GIVEN TASK - Each line below should be reproduced without any alteration.

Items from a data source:
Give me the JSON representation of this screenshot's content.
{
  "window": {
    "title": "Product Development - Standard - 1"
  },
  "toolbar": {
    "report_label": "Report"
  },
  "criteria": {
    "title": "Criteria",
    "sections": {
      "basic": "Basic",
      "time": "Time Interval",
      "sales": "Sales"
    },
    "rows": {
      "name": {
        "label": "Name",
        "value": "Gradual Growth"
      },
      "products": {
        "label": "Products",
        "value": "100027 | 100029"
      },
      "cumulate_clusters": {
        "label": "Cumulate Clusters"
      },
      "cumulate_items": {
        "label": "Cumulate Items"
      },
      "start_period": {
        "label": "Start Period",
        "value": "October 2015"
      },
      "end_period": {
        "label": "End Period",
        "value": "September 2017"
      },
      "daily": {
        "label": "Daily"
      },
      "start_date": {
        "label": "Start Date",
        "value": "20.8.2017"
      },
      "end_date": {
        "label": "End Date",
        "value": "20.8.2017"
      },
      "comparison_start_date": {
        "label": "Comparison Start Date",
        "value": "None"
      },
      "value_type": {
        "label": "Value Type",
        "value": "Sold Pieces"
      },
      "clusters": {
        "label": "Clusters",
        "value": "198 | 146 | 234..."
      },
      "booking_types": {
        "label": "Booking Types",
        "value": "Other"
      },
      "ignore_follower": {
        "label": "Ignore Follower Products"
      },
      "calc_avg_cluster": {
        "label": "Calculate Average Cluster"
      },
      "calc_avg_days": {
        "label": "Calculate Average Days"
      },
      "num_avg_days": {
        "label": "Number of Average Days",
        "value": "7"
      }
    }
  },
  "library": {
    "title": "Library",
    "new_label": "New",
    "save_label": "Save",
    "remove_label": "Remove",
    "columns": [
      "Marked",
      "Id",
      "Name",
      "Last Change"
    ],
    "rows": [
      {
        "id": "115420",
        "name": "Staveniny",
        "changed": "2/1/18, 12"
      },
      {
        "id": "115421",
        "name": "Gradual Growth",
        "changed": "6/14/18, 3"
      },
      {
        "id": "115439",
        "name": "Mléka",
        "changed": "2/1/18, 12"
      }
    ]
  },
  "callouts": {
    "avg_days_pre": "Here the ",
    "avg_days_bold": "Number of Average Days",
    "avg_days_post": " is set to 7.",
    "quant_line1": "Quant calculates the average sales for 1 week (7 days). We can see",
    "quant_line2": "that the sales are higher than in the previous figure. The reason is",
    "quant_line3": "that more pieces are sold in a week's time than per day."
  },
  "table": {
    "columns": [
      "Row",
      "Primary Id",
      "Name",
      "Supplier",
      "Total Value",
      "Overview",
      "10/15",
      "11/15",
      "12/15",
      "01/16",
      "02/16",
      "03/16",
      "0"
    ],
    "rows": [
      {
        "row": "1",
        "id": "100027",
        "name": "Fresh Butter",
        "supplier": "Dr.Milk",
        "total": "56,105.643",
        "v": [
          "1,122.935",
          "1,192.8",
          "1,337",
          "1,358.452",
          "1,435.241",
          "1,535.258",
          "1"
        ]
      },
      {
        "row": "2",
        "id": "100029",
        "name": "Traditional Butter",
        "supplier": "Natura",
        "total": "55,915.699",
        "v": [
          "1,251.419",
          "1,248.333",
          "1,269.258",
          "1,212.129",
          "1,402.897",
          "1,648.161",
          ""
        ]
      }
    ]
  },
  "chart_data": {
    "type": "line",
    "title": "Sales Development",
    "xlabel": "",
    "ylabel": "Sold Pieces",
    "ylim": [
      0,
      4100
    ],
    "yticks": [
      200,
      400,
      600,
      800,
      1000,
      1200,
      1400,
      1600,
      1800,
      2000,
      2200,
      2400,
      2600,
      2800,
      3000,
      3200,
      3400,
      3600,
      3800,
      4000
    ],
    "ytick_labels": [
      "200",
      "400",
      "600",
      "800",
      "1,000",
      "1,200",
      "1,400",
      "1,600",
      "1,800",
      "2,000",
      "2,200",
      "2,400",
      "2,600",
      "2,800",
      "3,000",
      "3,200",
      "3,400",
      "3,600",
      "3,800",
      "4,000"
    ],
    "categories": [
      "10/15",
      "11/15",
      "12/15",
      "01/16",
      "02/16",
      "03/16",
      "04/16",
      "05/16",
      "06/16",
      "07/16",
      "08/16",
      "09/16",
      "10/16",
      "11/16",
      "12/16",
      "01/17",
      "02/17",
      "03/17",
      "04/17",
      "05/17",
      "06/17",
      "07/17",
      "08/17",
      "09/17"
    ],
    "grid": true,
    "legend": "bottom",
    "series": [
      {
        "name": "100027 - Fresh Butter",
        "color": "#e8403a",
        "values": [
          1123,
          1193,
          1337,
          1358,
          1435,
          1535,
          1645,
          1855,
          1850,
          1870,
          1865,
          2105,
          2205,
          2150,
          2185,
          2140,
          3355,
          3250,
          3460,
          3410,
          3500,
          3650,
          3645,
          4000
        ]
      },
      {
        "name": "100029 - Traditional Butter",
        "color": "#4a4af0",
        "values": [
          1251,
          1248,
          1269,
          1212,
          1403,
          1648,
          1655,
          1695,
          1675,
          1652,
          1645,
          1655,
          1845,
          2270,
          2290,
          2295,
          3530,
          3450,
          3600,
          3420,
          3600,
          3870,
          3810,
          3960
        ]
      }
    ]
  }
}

COMPLETE OUTPUT -
Give me the JSON representation of this screenshot's content.
{
  "window": {
    "title": "Product Development - Standard - 1"
  },
  "toolbar": {
    "report_label": "Report"
  },
  "criteria": {
    "title": "Criteria",
    "sections": {
      "basic": "Basic",
      "time": "Time Interval",
      "sales": "Sales"
    },
    "rows": {
      "name": {
        "label": "Name",
        "value": "Gradual Growth"
      },
      "products": {
        "label": "Products",
        "value": "100027 | 100029"
      },
      "cumulate_clusters": {
        "label": "Cumulate Clusters"
      },
      "cumulate_items": {
        "label": "Cumulate Items"
      },
      "start_period": {
        "label": "Start Period",
        "value": "October 2015"
      },
      "end_period": {
        "label": "End Period",
        "value": "September 2017"
      },
      "daily": {
        "label": "Daily"
      },
      "start_date": {
        "label": "Start Date",
        "value": "20.8.2017"
      },
      "end_date": {
        "label": "End Date",
        "value": "20.8.2017"
      },
      "comparison_start_date": {
        "label": "Comparison Start Date",
        "value": "None"
      },
      "value_type": {
        "label": "Value Type",
        "value": "Sold Pieces"
      },
      "clusters": {
        "label": "Clusters",
        "value": "198 | 146 | 234..."
      },
      "booking_types": {
        "label": "Booking Types",
        "value": "Other"
      },
      "ignore_follower": {
        "label": "Ignore Follower Products"
      },
      "calc_avg_cluster": {
        "label": "Calculate Average Cluster"
      },
      "calc_avg_days": {
        "label": "Calculate Average Days"
      },
      "num_avg_days": {
        "label": "Number of Average Days",
        "value": "7"
      }
    }
  },
  "library": {
    "title": "Library",
    "new_label": "New",
    "save_label": "Save",
    "remove_label": "Remove",
    "columns": [
      "Marked",
      "Id",
      "Name",
      "Last Change"
    ],
    "rows": [
      {
        "id": "115420",
        "name": "Staveniny",
        "changed": "2/1/18, 12"
      },
      {
        "id": "115421",
        "name": "Gradual Growth",
        "changed": "6/14/18, 3"
      },
      {
        "id": "115439",
        "name": "Mléka",
        "changed": "2/1/18, 12"
      }
    ]
  },
  "callouts": {
    "avg_days_pre": "Here the ",
    "avg_days_bold": "Number of Average Days",
    "avg_days_post": " is set to 7.",
    "quant_line1": "Quant calculates the average sales for 1 week (7 days). We can see",
    "quant_line2": "that the sales are higher than in the previous figure. The reason is",
    "quant_line3": "that more pieces are sold in a week's time than per day."
  },
  "table": {
    "columns": [
      "Row",
      "Primary Id",
      "Name",
      "Supplier",
      "Total Value",
      "Overview",
      "10/15",
      "11/15",
      "12/15",
      "01/16",
      "02/16",
      "03/16",
      "0"
    ],
    "rows": [
      {
        "row": "1",
        "id": "100027",
        "name": "Fresh Butter",
        "supplier": "Dr.Milk",
        "total": "56,105.643",
        "v": [
          "1,122.935",
          "1,192.8",
          "1,337",
          "1,358.452",
          "1,435.241",
          "1,535.258",
          "1"
        ]
      },
      {
        "row": "2",
        "id": "100029",
        "name": "Traditional Butter",
        "supplier": "Natura",
        "total": "55,915.699",
        "v": [
          "1,251.419",
          "1,248.333",
          "1,269.258",
          "1,212.129",
          "1,402.897",
          "1,648.161",
          ""
        ]
      }
    ]
  },
  "chart_data": {
    "type": "line",
    "title": "Sales Development",
    "xlabel": "",
    "ylabel": "Sold Pieces",
    "ylim": [
      0,
      4100
    ],
    "yticks": [
      200,
      400,
      600,
      800,
      1000,
      1200,
      1400,
      1600,
      1800,
      2000,
      2200,
      2400,
      2600,
      2800,
      3000,
      3200,
      3400,
      3600,
      3800,
      4000
    ],
    "ytick_labels": [
      "200",
      "400",
      "600",
      "800",
      "1,000",
      "1,200",
      "1,400",
      "1,600",
      "1,800",
      "2,000",
      "2,200",
      "2,400",
      "2,600",
      "2,800",
      "3,000",
      "3,200",
      "3,400",
      "3,600",
      "3,800",
      "4,000"
    ],
    "categories": [
      "10/15",
      "11/15",
      "12/15",
      "01/16",
      "02/16",
      "03/16",
      "04/16",
      "05/16",
      "06/16",
      "07/16",
      "08/16",
      "09/16",
      "10/16",
      "11/16",
      "12/16",
      "01/17",
      "02/17",
      "03/17",
      "04/17",
      "05/17",
      "06/17",
      "07/17",
      "08/17",
      "09/17"
    ],
    "grid": true,
    "legend": "bottom",
    "series": [
      {
        "name": "100027 - Fresh Butter",
        "color": "#e8403a",
        "values": [
          1123,
          1193,
          1337,
          1358,
          1435,
          1535,
          1645,
          1855,
          1850,
          1870,
          1865,
          2105,
          2205,
          2150,
          2185,
          2140,
          3355,
          3250,
          3460,
          3410,
          3500,
          3650,
          3645,
          4000
        ]
      },
      {
        "name": "100029 - Traditional Butter",
        "color": "#4a4af0",
        "values": [
          1251,
          1248,
          1269,
          1212,
          1403,
          1648,
          1655,
          1695,
          1675,
          1652,
          1645,
          1655,
          1845,
          2270,
          2290,
          2295,
          3530,
          3450,
          3600,
          3420,
          3600,
          3870,
          3810,
          3960
        ]
      }
    ]
  }
}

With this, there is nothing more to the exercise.